■ GOAL OF THE EXERCISE: The records that follow are to be repeated exactly, with the pictures removed.

■ PROVIDED INFORMATION:

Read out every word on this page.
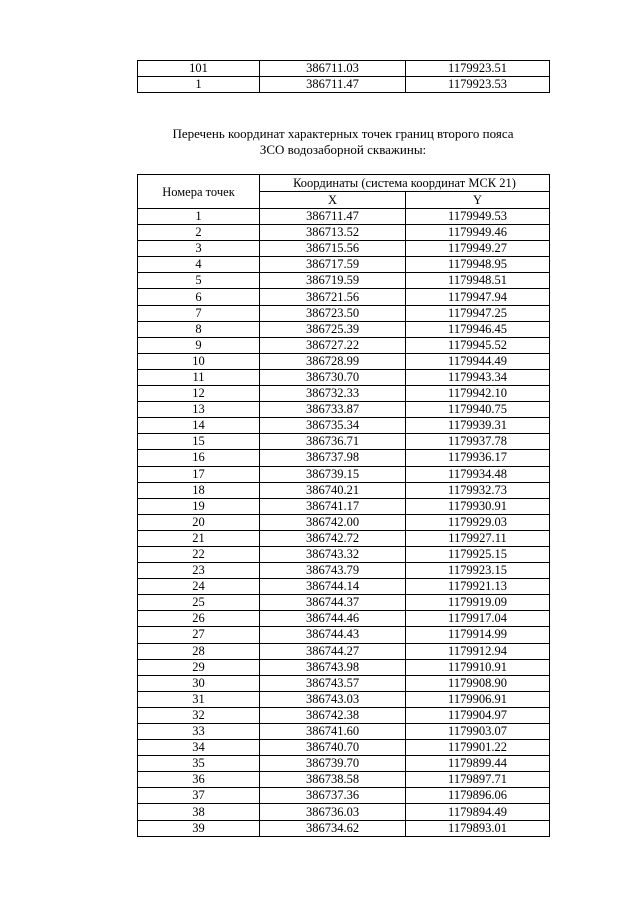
101	386711.03	1179923.51
1	386711.47	1179923.53
Перечень координат характерных точек границ второго пояса
ЗСО водозаборной скважины:
Номера точек	Координаты (система координат МСК 21)	
	X	Y
1	386711.47	1179949.53
2	386713.52	1179949.46
3	386715.56	1179949.27
4	386717.59	1179948.95
5	386719.59	1179948.51
6	386721.56	1179947.94
7	386723.50	1179947.25
8	386725.39	1179946.45
9	386727.22	1179945.52
10	386728.99	1179944.49
11	386730.70	1179943.34
12	386732.33	1179942.10
13	386733.87	1179940.75
14	386735.34	1179939.31
15	386736.71	1179937.78
16	386737.98	1179936.17
17	386739.15	1179934.48
18	386740.21	1179932.73
19	386741.17	1179930.91
20	386742.00	1179929.03
21	386742.72	1179927.11
22	386743.32	1179925.15
23	386743.79	1179923.15
24	386744.14	1179921.13
25	386744.37	1179919.09
26	386744.46	1179917.04
27	386744.43	1179914.99
28	386744.27	1179912.94
29	386743.98	1179910.91
30	386743.57	1179908.90
31	386743.03	1179906.91
32	386742.38	1179904.97
33	386741.60	1179903.07
34	386740.70	1179901.22
35	386739.70	1179899.44
36	386738.58	1179897.71
37	386737.36	1179896.06
38	386736.03	1179894.49
39	386734.62	1179893.01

■ RESULT OF THE EXERCISE:
Read out every word on this page.
101	386711.03	1179923.51
1	386711.47	1179923.53
Перечень координат характерных точек границ второго пояса
ЗСО водозаборной скважины:
Номера точек	Координаты (система координат МСК 21)	
	X	Y
1	386711.47	1179949.53
2	386713.52	1179949.46
3	386715.56	1179949.27
4	386717.59	1179948.95
5	386719.59	1179948.51
6	386721.56	1179947.94
7	386723.50	1179947.25
8	386725.39	1179946.45
9	386727.22	1179945.52
10	386728.99	1179944.49
11	386730.70	1179943.34
12	386732.33	1179942.10
13	386733.87	1179940.75
14	386735.34	1179939.31
15	386736.71	1179937.78
16	386737.98	1179936.17
17	386739.15	1179934.48
18	386740.21	1179932.73
19	386741.17	1179930.91
20	386742.00	1179929.03
21	386742.72	1179927.11
22	386743.32	1179925.15
23	386743.79	1179923.15
24	386744.14	1179921.13
25	386744.37	1179919.09
26	386744.46	1179917.04
27	386744.43	1179914.99
28	386744.27	1179912.94
29	386743.98	1179910.91
30	386743.57	1179908.90
31	386743.03	1179906.91
32	386742.38	1179904.97
33	386741.60	1179903.07
34	386740.70	1179901.22
35	386739.70	1179899.44
36	386738.58	1179897.71
37	386737.36	1179896.06
38	386736.03	1179894.49
39	386734.62	1179893.01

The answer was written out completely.